### Given exercise
Rewrite every line of the records below as one numbered list, skipping any blank lines.

━━━━━━

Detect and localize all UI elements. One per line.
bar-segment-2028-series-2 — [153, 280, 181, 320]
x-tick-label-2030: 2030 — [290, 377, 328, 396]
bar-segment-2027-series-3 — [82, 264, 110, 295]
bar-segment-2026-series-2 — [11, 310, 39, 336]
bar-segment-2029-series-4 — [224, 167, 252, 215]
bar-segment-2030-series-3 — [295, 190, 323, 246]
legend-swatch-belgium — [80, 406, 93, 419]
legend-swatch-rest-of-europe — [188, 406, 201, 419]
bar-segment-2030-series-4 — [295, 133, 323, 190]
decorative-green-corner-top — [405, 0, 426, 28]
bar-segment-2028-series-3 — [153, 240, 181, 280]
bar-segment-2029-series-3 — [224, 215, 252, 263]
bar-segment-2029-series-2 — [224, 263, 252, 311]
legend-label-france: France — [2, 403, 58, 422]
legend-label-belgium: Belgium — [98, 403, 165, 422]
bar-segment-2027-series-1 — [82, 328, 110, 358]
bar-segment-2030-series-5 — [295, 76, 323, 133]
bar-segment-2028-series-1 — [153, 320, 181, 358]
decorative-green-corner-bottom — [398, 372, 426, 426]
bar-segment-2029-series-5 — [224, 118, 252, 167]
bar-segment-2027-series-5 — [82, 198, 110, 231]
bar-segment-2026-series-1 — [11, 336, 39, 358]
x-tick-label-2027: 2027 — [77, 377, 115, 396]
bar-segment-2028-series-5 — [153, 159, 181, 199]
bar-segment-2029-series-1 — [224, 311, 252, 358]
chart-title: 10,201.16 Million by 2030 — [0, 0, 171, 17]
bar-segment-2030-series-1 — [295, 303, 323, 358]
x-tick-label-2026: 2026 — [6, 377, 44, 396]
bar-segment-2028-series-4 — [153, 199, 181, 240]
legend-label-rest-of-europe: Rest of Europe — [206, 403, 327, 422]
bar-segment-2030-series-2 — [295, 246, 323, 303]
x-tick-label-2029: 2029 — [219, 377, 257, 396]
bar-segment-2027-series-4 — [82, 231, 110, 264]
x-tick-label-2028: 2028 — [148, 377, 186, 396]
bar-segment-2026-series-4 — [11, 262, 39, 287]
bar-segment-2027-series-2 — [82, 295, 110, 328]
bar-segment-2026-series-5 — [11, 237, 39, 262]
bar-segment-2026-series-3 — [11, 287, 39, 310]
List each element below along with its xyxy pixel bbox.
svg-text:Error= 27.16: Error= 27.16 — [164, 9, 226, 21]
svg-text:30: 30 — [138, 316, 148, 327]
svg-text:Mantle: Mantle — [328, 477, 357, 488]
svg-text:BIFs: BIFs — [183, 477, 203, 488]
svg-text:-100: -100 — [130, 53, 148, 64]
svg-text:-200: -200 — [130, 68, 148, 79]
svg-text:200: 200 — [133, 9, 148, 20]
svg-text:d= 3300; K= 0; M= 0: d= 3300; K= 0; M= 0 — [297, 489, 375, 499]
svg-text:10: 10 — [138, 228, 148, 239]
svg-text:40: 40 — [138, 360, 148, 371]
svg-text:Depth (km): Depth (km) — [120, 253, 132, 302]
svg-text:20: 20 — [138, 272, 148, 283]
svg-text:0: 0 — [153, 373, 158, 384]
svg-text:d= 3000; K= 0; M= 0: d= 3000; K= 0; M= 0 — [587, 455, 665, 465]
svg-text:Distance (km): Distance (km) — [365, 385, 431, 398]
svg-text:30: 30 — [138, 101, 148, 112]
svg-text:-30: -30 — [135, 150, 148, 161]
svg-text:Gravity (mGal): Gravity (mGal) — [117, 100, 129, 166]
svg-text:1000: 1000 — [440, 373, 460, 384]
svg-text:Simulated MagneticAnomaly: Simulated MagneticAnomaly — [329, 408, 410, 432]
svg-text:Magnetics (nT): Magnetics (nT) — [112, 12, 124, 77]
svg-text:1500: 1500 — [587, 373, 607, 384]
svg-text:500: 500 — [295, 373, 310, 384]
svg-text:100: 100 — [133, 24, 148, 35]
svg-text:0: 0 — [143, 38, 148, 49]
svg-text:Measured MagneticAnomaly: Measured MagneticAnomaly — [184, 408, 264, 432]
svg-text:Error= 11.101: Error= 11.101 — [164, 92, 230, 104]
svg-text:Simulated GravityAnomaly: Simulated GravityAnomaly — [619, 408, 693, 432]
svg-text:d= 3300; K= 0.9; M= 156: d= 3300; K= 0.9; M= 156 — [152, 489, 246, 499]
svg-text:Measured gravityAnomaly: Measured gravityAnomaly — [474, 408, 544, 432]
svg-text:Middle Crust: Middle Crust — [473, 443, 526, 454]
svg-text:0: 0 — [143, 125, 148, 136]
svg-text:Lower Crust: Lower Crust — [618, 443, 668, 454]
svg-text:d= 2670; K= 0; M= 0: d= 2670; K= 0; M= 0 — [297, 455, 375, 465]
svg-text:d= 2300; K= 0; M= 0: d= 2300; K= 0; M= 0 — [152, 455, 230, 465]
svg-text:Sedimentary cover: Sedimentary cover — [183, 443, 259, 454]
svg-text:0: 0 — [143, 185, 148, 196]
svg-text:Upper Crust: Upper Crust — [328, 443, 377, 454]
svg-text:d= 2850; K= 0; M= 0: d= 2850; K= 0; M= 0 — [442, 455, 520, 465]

━━━━━━

### The completed task
1. Detect and localize all UI elements. One per line.
2. bar-segment-2028-series-2 — [153, 280, 181, 320]
3. x-tick-label-2030: 2030 — [290, 377, 328, 396]
4. bar-segment-2027-series-3 — [82, 264, 110, 295]
5. bar-segment-2026-series-2 — [11, 310, 39, 336]
6. bar-segment-2029-series-4 — [224, 167, 252, 215]
7. bar-segment-2030-series-3 — [295, 190, 323, 246]
8. legend-swatch-belgium — [80, 406, 93, 419]
9. legend-swatch-rest-of-europe — [188, 406, 201, 419]
10. bar-segment-2030-series-4 — [295, 133, 323, 190]
11. decorative-green-corner-top — [405, 0, 426, 28]
12. bar-segment-2028-series-3 — [153, 240, 181, 280]
13. bar-segment-2029-series-3 — [224, 215, 252, 263]
14. bar-segment-2029-series-2 — [224, 263, 252, 311]
15. legend-label-france: France — [2, 403, 58, 422]
16. legend-label-belgium: Belgium — [98, 403, 165, 422]
17. bar-segment-2027-series-1 — [82, 328, 110, 358]
18. bar-segment-2030-series-5 — [295, 76, 323, 133]
19. bar-segment-2028-series-1 — [153, 320, 181, 358]
20. decorative-green-corner-bottom — [398, 372, 426, 426]
21. bar-segment-2029-series-5 — [224, 118, 252, 167]
22. bar-segment-2027-series-5 — [82, 198, 110, 231]
23. bar-segment-2026-series-1 — [11, 336, 39, 358]
24. x-tick-label-2027: 2027 — [77, 377, 115, 396]
25. bar-segment-2028-series-5 — [153, 159, 181, 199]
26. bar-segment-2029-series-1 — [224, 311, 252, 358]
27. chart-title: 10,201.16 Million by 2030 — [0, 0, 171, 17]
28. bar-segment-2030-series-1 — [295, 303, 323, 358]
29. x-tick-label-2026: 2026 — [6, 377, 44, 396]
30. bar-segment-2028-series-4 — [153, 199, 181, 240]
31. legend-label-rest-of-europe: Rest of Europe — [206, 403, 327, 422]
32. bar-segment-2030-series-2 — [295, 246, 323, 303]
33. x-tick-label-2029: 2029 — [219, 377, 257, 396]
34. bar-segment-2027-series-4 — [82, 231, 110, 264]
35. x-tick-label-2028: 2028 — [148, 377, 186, 396]
36. bar-segment-2026-series-4 — [11, 262, 39, 287]
37. bar-segment-2027-series-2 — [82, 295, 110, 328]
38. bar-segment-2026-series-5 — [11, 237, 39, 262]
39. bar-segment-2026-series-3 — [11, 287, 39, 310]
40. List each element below along with its xyxy pixel bbox.
41. svg-text:Error= 27.16: Error= 27.16 — [164, 9, 226, 21]
42. svg-text:30: 30 — [138, 316, 148, 327]
43. svg-text:Mantle: Mantle — [328, 477, 357, 488]
44. svg-text:BIFs: BIFs — [183, 477, 203, 488]
45. svg-text:-100: -100 — [130, 53, 148, 64]
46. svg-text:-200: -200 — [130, 68, 148, 79]
47. svg-text:200: 200 — [133, 9, 148, 20]
48. svg-text:d= 3300; K= 0; M= 0: d= 3300; K= 0; M= 0 — [297, 489, 375, 499]
49. svg-text:10: 10 — [138, 228, 148, 239]
50. svg-text:40: 40 — [138, 360, 148, 371]
51. svg-text:Depth (km): Depth (km) — [120, 253, 132, 302]
52. svg-text:20: 20 — [138, 272, 148, 283]
53. svg-text:0: 0 — [153, 373, 158, 384]
54. svg-text:d= 3000; K= 0; M= 0: d= 3000; K= 0; M= 0 — [587, 455, 665, 465]
55. svg-text:Distance (km): Distance (km) — [365, 385, 431, 398]
56. svg-text:30: 30 — [138, 101, 148, 112]
57. svg-text:-30: -30 — [135, 150, 148, 161]
58. svg-text:Gravity (mGal): Gravity (mGal) — [117, 100, 129, 166]
59. svg-text:1000: 1000 — [440, 373, 460, 384]
60. svg-text:Simulated MagneticAnomaly: Simulated MagneticAnomaly — [329, 408, 410, 432]
61. svg-text:Magnetics (nT): Magnetics (nT) — [112, 12, 124, 77]
62. svg-text:1500: 1500 — [587, 373, 607, 384]
63. svg-text:500: 500 — [295, 373, 310, 384]
64. svg-text:100: 100 — [133, 24, 148, 35]
65. svg-text:0: 0 — [143, 38, 148, 49]
66. svg-text:Measured MagneticAnomaly: Measured MagneticAnomaly — [184, 408, 264, 432]
67. svg-text:Error= 11.101: Error= 11.101 — [164, 92, 230, 104]
68. svg-text:Simulated GravityAnomaly: Simulated GravityAnomaly — [619, 408, 693, 432]
69. svg-text:d= 3300; K= 0.9; M= 156: d= 3300; K= 0.9; M= 156 — [152, 489, 246, 499]
70. svg-text:Measured gravityAnomaly: Measured gravityAnomaly — [474, 408, 544, 432]
71. svg-text:Middle Crust: Middle Crust — [473, 443, 526, 454]
72. svg-text:0: 0 — [143, 125, 148, 136]
73. svg-text:Lower Crust: Lower Crust — [618, 443, 668, 454]
74. svg-text:d= 2670; K= 0; M= 0: d= 2670; K= 0; M= 0 — [297, 455, 375, 465]
75. svg-text:d= 2300; K= 0; M= 0: d= 2300; K= 0; M= 0 — [152, 455, 230, 465]
76. svg-text:Sedimentary cover: Sedimentary cover — [183, 443, 259, 454]
77. svg-text:0: 0 — [143, 185, 148, 196]
78. svg-text:Upper Crust: Upper Crust — [328, 443, 377, 454]
79. svg-text:d= 2850; K= 0; M= 0: d= 2850; K= 0; M= 0 — [442, 455, 520, 465]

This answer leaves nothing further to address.